§ GIVEN INSTRUCTION
Reproduce verbatim everything from the line containing "data-label: 0% [951, 452, 977, 471]" down to the last of the lines below, leaving out the pictures.

(Dataset entries)
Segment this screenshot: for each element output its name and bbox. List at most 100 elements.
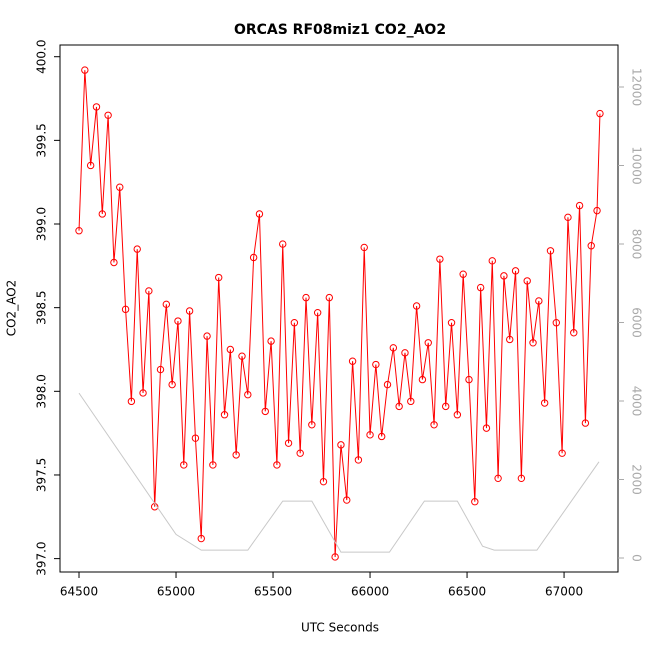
x-tick-label: 64500 xyxy=(60,585,98,599)
data-point xyxy=(596,109,604,118)
data-point xyxy=(226,345,235,354)
data-point xyxy=(447,319,456,327)
data-point xyxy=(86,161,95,170)
data-point xyxy=(430,421,438,429)
data-point xyxy=(209,461,217,469)
plot-box xyxy=(59,44,619,573)
x-tick-label: 65000 xyxy=(157,585,195,599)
data-point xyxy=(279,240,287,248)
data-point xyxy=(418,375,427,384)
data-point xyxy=(517,474,526,483)
data-point xyxy=(290,319,299,327)
data-point xyxy=(203,332,211,340)
data-point xyxy=(156,365,165,374)
data-point xyxy=(389,344,398,352)
y2-tick-label: 10000 xyxy=(630,146,644,184)
y-tick-label: 397.5 xyxy=(35,458,49,492)
data-point xyxy=(331,553,339,561)
y-tick-label: 398.5 xyxy=(35,290,49,324)
data-point xyxy=(110,258,118,267)
data-point xyxy=(372,360,380,369)
data-point xyxy=(220,411,229,419)
data-point xyxy=(360,243,368,252)
data-point xyxy=(459,270,467,278)
data-point xyxy=(558,449,566,457)
data-point xyxy=(412,302,421,310)
data-point xyxy=(529,339,537,347)
data-point xyxy=(197,534,205,543)
data-point xyxy=(313,308,322,317)
data-point xyxy=(215,273,223,282)
x-tick-label: 66000 xyxy=(351,585,389,599)
data-point xyxy=(383,380,392,389)
chart-title: ORCAS RF08miz1 CO2_AO2 xyxy=(234,22,446,38)
data-point xyxy=(535,297,543,305)
data-point xyxy=(232,451,240,459)
data-point xyxy=(564,213,572,222)
data-point xyxy=(308,421,316,429)
data-point xyxy=(500,272,508,280)
data-point xyxy=(424,339,432,347)
data-point xyxy=(506,335,514,344)
data-point xyxy=(116,183,124,191)
data-point xyxy=(337,441,345,449)
data-point xyxy=(453,411,462,419)
y-tick-label: 399.0 xyxy=(35,207,49,241)
data-point xyxy=(471,498,479,506)
data-point xyxy=(296,449,304,457)
data-point xyxy=(482,424,491,432)
x-axis-label: UTC Seconds xyxy=(301,621,379,635)
y2-tick-label: 2000 xyxy=(630,464,644,495)
data-point xyxy=(343,496,351,504)
y2-tick-label: 4000 xyxy=(630,386,644,417)
x-tick-label: 65500 xyxy=(254,585,292,599)
data-point xyxy=(476,283,485,292)
data-point xyxy=(552,319,561,327)
data-point xyxy=(436,255,444,263)
data-point xyxy=(168,380,176,389)
data-point xyxy=(319,477,328,486)
data-line xyxy=(78,70,601,557)
data-point xyxy=(523,277,531,285)
data-point xyxy=(127,397,136,406)
y-tick-label: 398.0 xyxy=(35,374,49,408)
y2-tick-label: 0 xyxy=(630,554,644,562)
data-point xyxy=(267,337,275,345)
data-point xyxy=(587,242,595,250)
data-point xyxy=(145,287,153,295)
data-point xyxy=(354,456,363,464)
data-point xyxy=(570,329,578,337)
data-point xyxy=(540,399,549,407)
data-point xyxy=(98,210,106,218)
data-point xyxy=(284,439,293,447)
y-tick-label: 400.0 xyxy=(35,40,49,74)
x-tick-label: 67000 xyxy=(545,585,583,599)
data-point xyxy=(249,253,258,262)
data-point xyxy=(92,103,101,111)
data-point xyxy=(377,432,386,441)
data-point xyxy=(121,305,130,314)
data-point xyxy=(255,210,264,218)
data-point xyxy=(273,461,281,469)
data-point xyxy=(191,434,200,442)
data-point xyxy=(407,397,415,406)
data-point xyxy=(81,66,89,74)
data-point xyxy=(465,375,473,384)
data-point xyxy=(133,245,141,253)
data-point xyxy=(488,257,496,265)
y-axis-label: CO2_AO2 xyxy=(5,280,19,337)
data-point xyxy=(593,206,601,215)
data-point xyxy=(395,402,403,411)
data-point xyxy=(366,431,374,439)
data-point xyxy=(238,352,246,360)
data-point xyxy=(244,390,252,399)
data-point xyxy=(185,307,194,315)
data-point xyxy=(261,407,269,416)
data-point xyxy=(511,267,520,275)
data-point xyxy=(401,349,409,357)
data-line xyxy=(78,392,600,553)
y2-tick-label: 12000 xyxy=(630,68,644,106)
data-point xyxy=(348,357,357,365)
data-point xyxy=(325,293,333,302)
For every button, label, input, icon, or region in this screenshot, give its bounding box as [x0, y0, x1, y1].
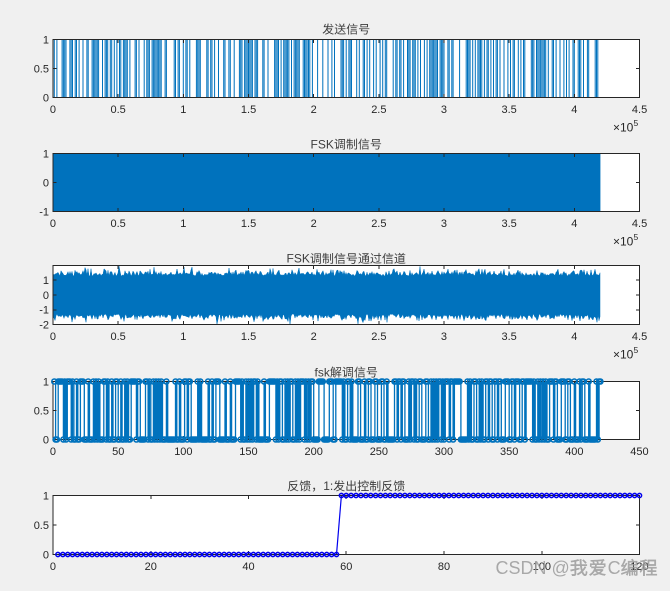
svg-text:FSK: FSK: [311, 137, 334, 151]
svg-text:100: 100: [533, 561, 551, 573]
svg-text:60: 60: [340, 561, 352, 573]
svg-text:100: 100: [174, 446, 192, 458]
svg-text:-1: -1: [39, 305, 49, 317]
svg-text:2.5: 2.5: [371, 331, 386, 343]
svg-text:0: 0: [43, 93, 49, 105]
svg-text:3.5: 3.5: [502, 331, 517, 343]
svg-text:5: 5: [634, 232, 639, 242]
svg-text:20: 20: [145, 561, 157, 573]
svg-text:0: 0: [43, 290, 49, 302]
svg-text:3: 3: [441, 218, 447, 230]
svg-text:3: 3: [441, 331, 447, 343]
svg-text:250: 250: [370, 446, 388, 458]
svg-text:CSDN @: CSDN @: [496, 558, 570, 578]
svg-text:0.5: 0.5: [34, 406, 49, 418]
svg-text:200: 200: [305, 446, 323, 458]
svg-text:×10: ×10: [613, 234, 634, 248]
svg-text:0: 0: [43, 435, 49, 447]
svg-text:2: 2: [311, 331, 317, 343]
svg-text:0.5: 0.5: [111, 218, 126, 230]
svg-text:0: 0: [50, 331, 56, 343]
svg-text:4.5: 4.5: [632, 218, 647, 230]
svg-text:5: 5: [634, 345, 639, 355]
svg-text:0.5: 0.5: [34, 64, 49, 76]
svg-text:0.5: 0.5: [111, 104, 126, 116]
svg-text:1: 1: [43, 149, 49, 161]
svg-text:50: 50: [112, 446, 124, 458]
svg-text:0: 0: [43, 178, 49, 190]
svg-text:2.5: 2.5: [371, 104, 386, 116]
svg-text:4.5: 4.5: [632, 104, 647, 116]
svg-text:1: 1: [43, 35, 49, 47]
svg-text:0: 0: [50, 561, 56, 573]
svg-text:C: C: [608, 558, 621, 578]
svg-text:1:: 1:: [323, 479, 333, 493]
svg-text:1: 1: [180, 104, 186, 116]
svg-text:fsk: fsk: [315, 365, 331, 379]
svg-text:3.5: 3.5: [502, 104, 517, 116]
svg-text:80: 80: [438, 561, 450, 573]
svg-text:1.5: 1.5: [241, 218, 256, 230]
svg-text:400: 400: [565, 446, 583, 458]
svg-text:FSK: FSK: [287, 252, 310, 266]
svg-text:1: 1: [43, 275, 49, 287]
svg-text:4: 4: [571, 218, 577, 230]
svg-text:2: 2: [311, 218, 317, 230]
svg-text:0: 0: [50, 446, 56, 458]
svg-text:1: 1: [180, 218, 186, 230]
svg-text:3: 3: [441, 104, 447, 116]
svg-text:0: 0: [50, 104, 56, 116]
svg-text:-1: -1: [39, 207, 49, 219]
svg-text:300: 300: [435, 446, 453, 458]
svg-text:5: 5: [634, 118, 639, 128]
svg-text:3.5: 3.5: [502, 218, 517, 230]
svg-text:40: 40: [242, 561, 254, 573]
svg-text:1.5: 1.5: [241, 331, 256, 343]
svg-text:4: 4: [571, 331, 577, 343]
svg-text:0.5: 0.5: [111, 331, 126, 343]
svg-text:0.5: 0.5: [34, 520, 49, 532]
svg-text:×10: ×10: [613, 120, 634, 134]
svg-text:-2: -2: [39, 320, 49, 332]
svg-text:2: 2: [311, 104, 317, 116]
svg-text:350: 350: [500, 446, 518, 458]
svg-text:1: 1: [43, 377, 49, 389]
svg-text:1: 1: [180, 331, 186, 343]
svg-text:0: 0: [50, 218, 56, 230]
svg-text:2.5: 2.5: [371, 218, 386, 230]
svg-text:1: 1: [43, 491, 49, 503]
svg-text:150: 150: [239, 446, 257, 458]
svg-text:450: 450: [630, 446, 648, 458]
svg-text:1.5: 1.5: [241, 104, 256, 116]
svg-text:×10: ×10: [613, 347, 634, 361]
svg-text:4: 4: [571, 104, 577, 116]
svg-text:4.5: 4.5: [632, 331, 647, 343]
svg-text:0: 0: [43, 550, 49, 562]
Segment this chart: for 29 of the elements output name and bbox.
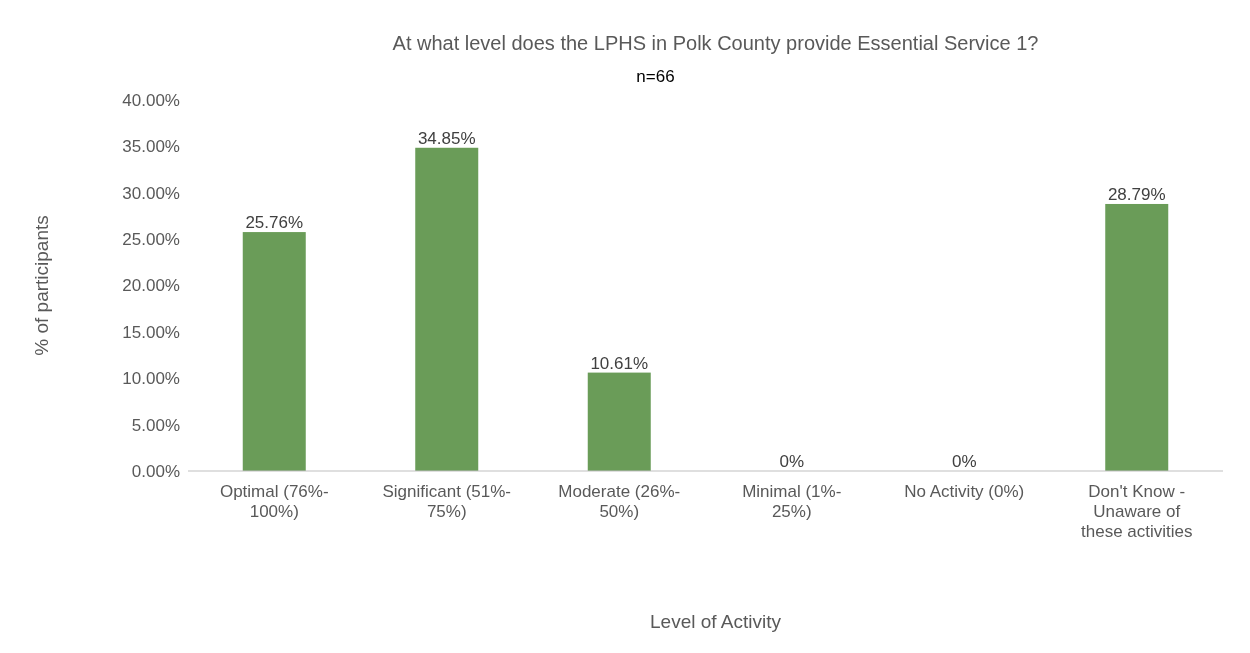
data-label: 0% [951, 452, 977, 471]
x-tick-label: No Activity (0%) [904, 482, 1025, 501]
x-tick-label: Moderate (26%-50%) [558, 482, 681, 521]
data-label: 34.85% [417, 128, 476, 148]
y-tick-label: 5.00% [131, 415, 180, 435]
y-tick-label: 0.00% [131, 461, 180, 481]
y-tick-label: 35.00% [122, 137, 180, 157]
x-tick-label: Minimal (1%-25%) [742, 482, 842, 521]
data-label: 25.76% [245, 213, 304, 233]
y-axis-title: % of participants [31, 215, 52, 356]
bar [415, 147, 479, 471]
x-tick-label: Significant (51%-75%) [382, 482, 512, 521]
y-tick-label: 15.00% [122, 322, 180, 342]
bar [1105, 203, 1169, 471]
chart-title: At what level does the LPHS in Polk County provide Essential Service 1? [392, 32, 1039, 54]
text: n=66 [636, 67, 675, 86]
y-tick-label: 30.00% [122, 183, 180, 203]
data-label: 28.79% [1107, 184, 1166, 204]
bar [587, 372, 651, 471]
y-tick-label: 20.00% [122, 276, 180, 296]
data-label: 0% [779, 452, 805, 471]
y-tick-label: 40.00% [122, 90, 180, 110]
x-tick-label: Optimal (76%-100%) [219, 482, 329, 521]
x-axis-title: Level of Activity [650, 611, 782, 632]
bar [242, 232, 306, 471]
data-label: 10.61% [590, 353, 649, 373]
y-tick-label: 25.00% [122, 230, 180, 250]
y-tick-label: 10.00% [122, 369, 180, 389]
x-tick-label: Don't Know - Unaware of these activities [1081, 482, 1193, 541]
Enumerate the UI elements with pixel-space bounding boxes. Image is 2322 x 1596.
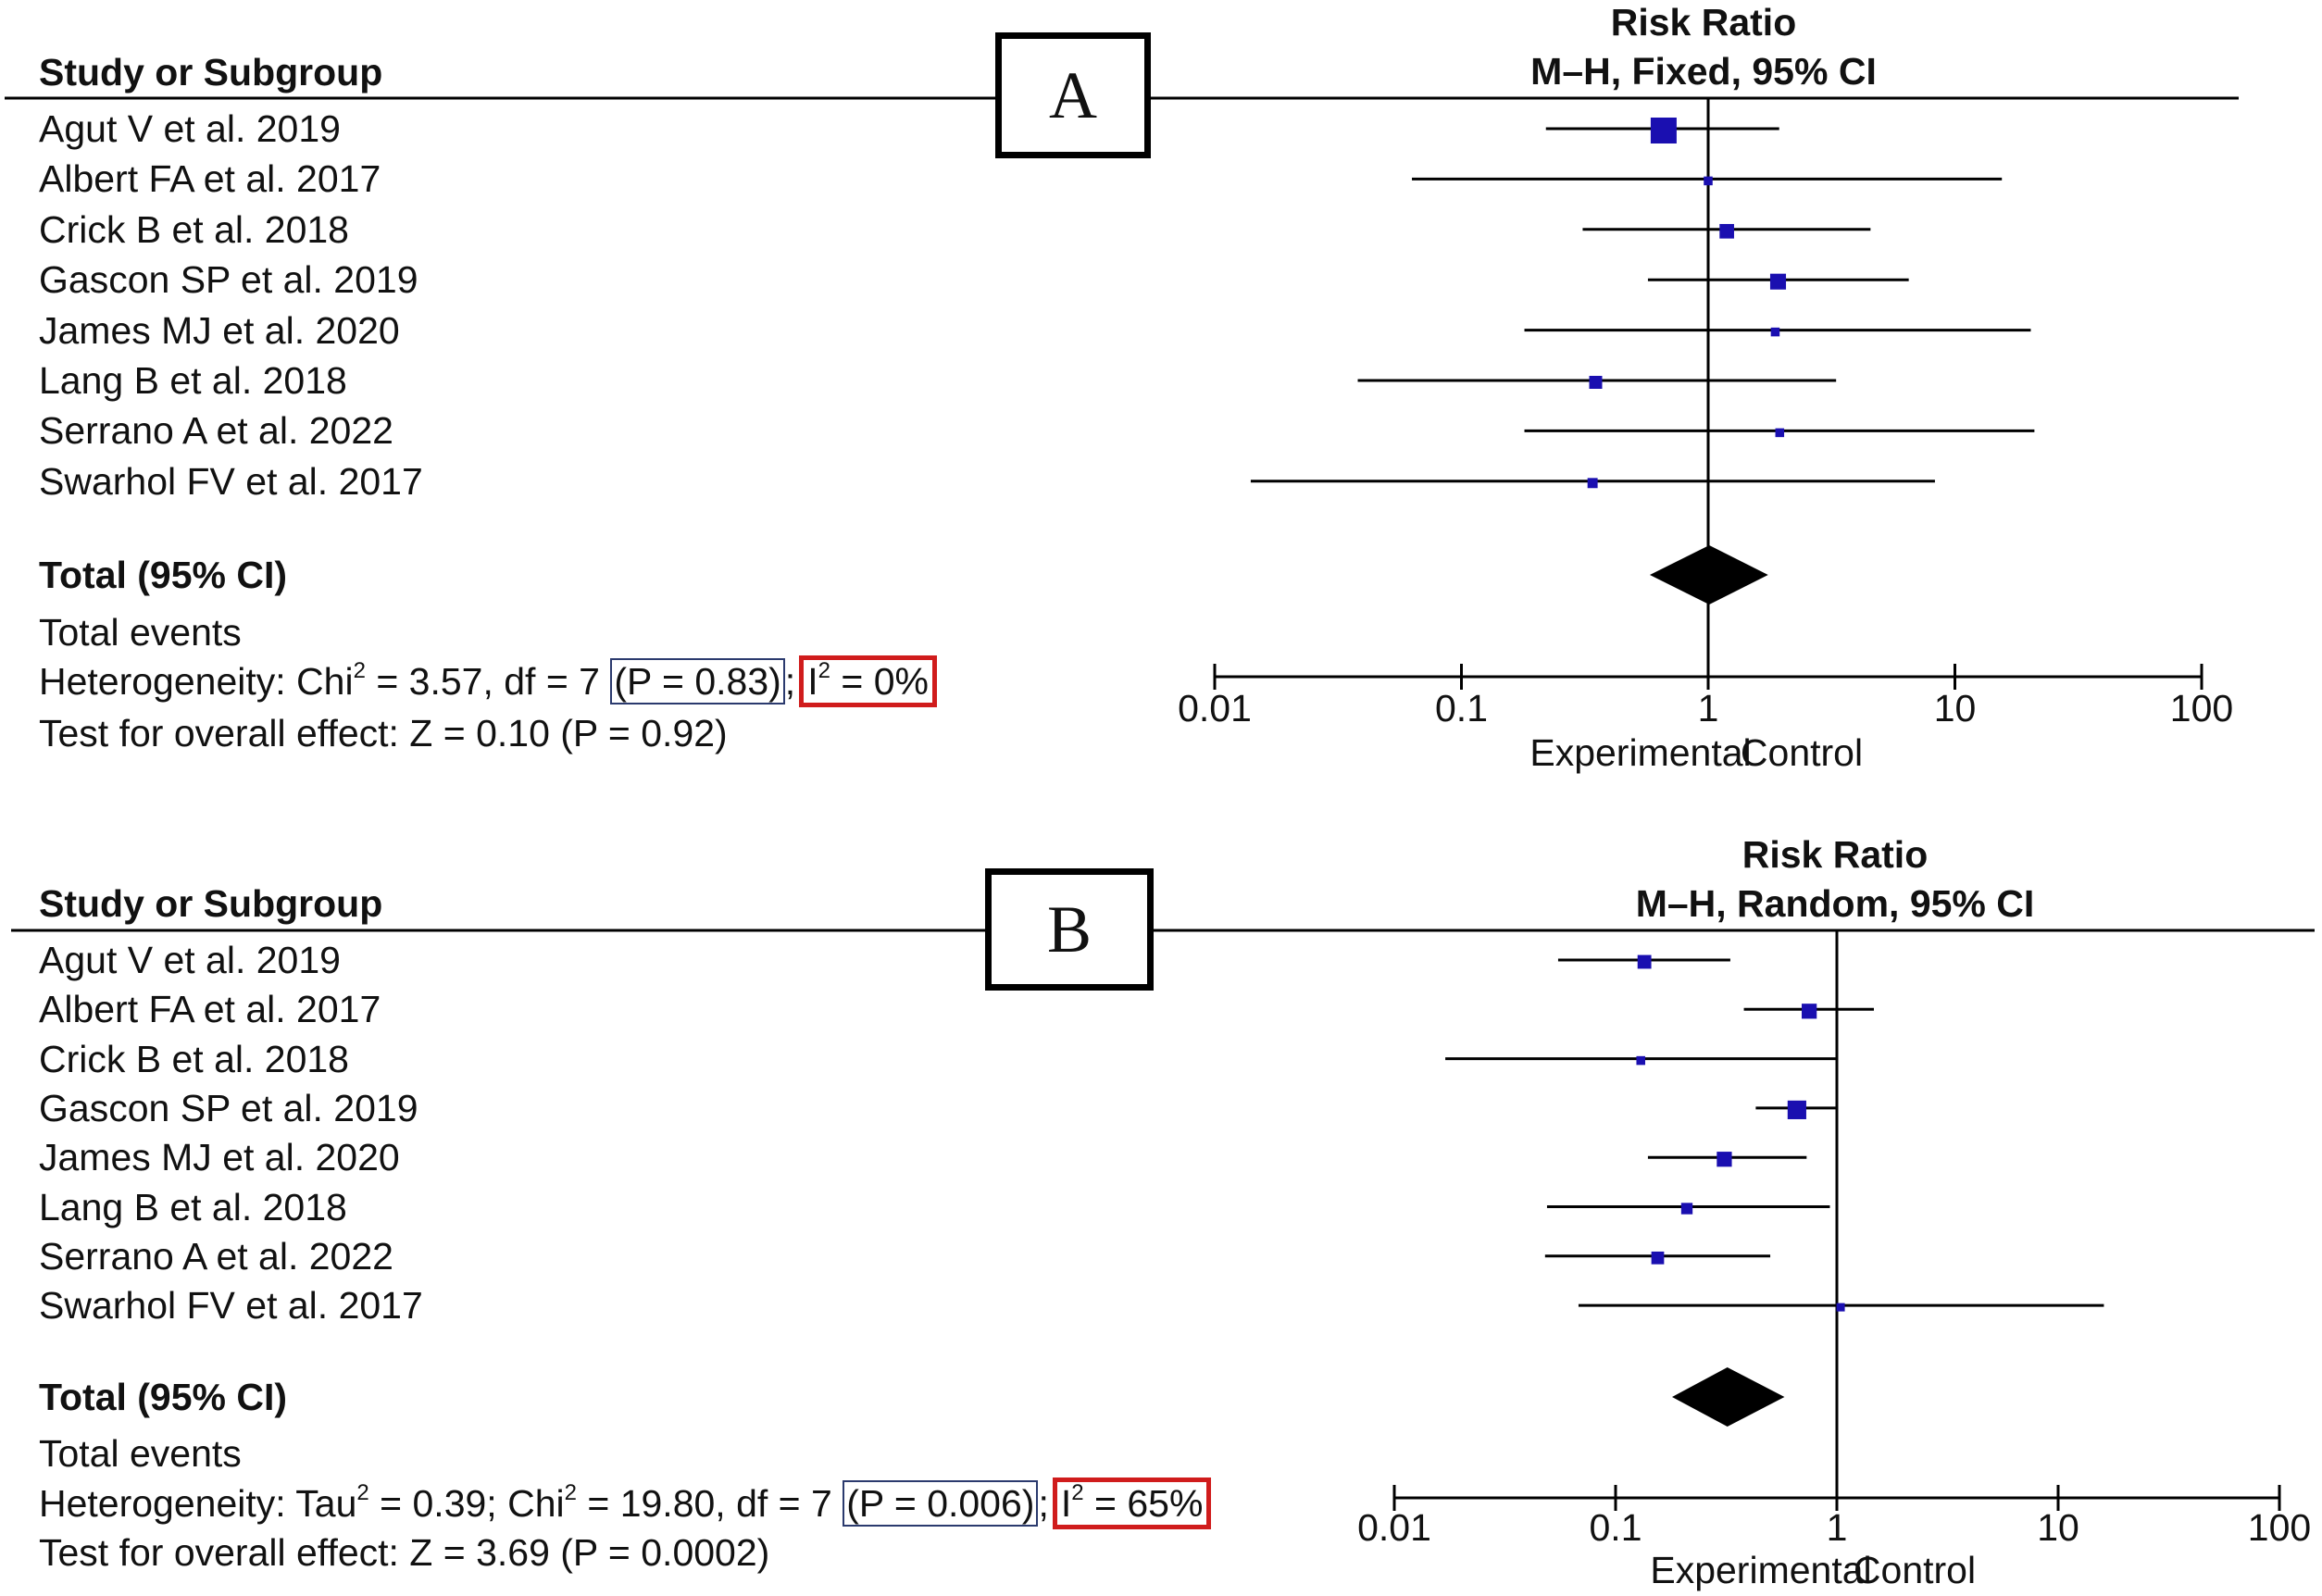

§ PROBLEM SOLUTION
data-label: 0% [951, 452, 977, 471]
x-tick-label: No Activity (0%) [904, 482, 1025, 501]
x-tick-label: Moderate (26%-50%) [558, 482, 681, 521]
data-label: 34.85% [417, 128, 476, 148]
y-tick-label: 5.00% [131, 415, 180, 435]
y-tick-label: 0.00% [131, 461, 180, 481]
y-tick-label: 35.00% [122, 137, 180, 157]
x-tick-label: Minimal (1%-25%) [742, 482, 842, 521]
data-label: 25.76% [245, 213, 304, 233]
y-axis-title: % of participants [31, 215, 52, 356]
bar [415, 147, 479, 471]
x-tick-label: Significant (51%-75%) [382, 482, 512, 521]
y-tick-label: 15.00% [122, 322, 180, 342]
bar [1105, 203, 1169, 471]
chart-title: At what level does the LPHS in Polk County provide Essential Service 1? [392, 32, 1039, 54]
text: n=66 [636, 67, 675, 86]
y-tick-label: 30.00% [122, 183, 180, 203]
data-label: 28.79% [1107, 184, 1166, 204]
bar [587, 372, 651, 471]
y-tick-label: 20.00% [122, 276, 180, 296]
data-label: 0% [779, 452, 805, 471]
y-tick-label: 40.00% [122, 90, 180, 110]
x-tick-label: Optimal (76%-100%) [219, 482, 329, 521]
x-axis-title: Level of Activity [650, 611, 782, 632]
bar [242, 232, 306, 471]
data-label: 10.61% [590, 353, 649, 373]
y-tick-label: 25.00% [122, 230, 180, 250]
y-tick-label: 10.00% [122, 369, 180, 389]
x-tick-label: Don't Know - Unaware of these activities [1081, 482, 1193, 541]
Enumerate the UI elements with pixel-space bounding boxes. Image is 2322 x 1596.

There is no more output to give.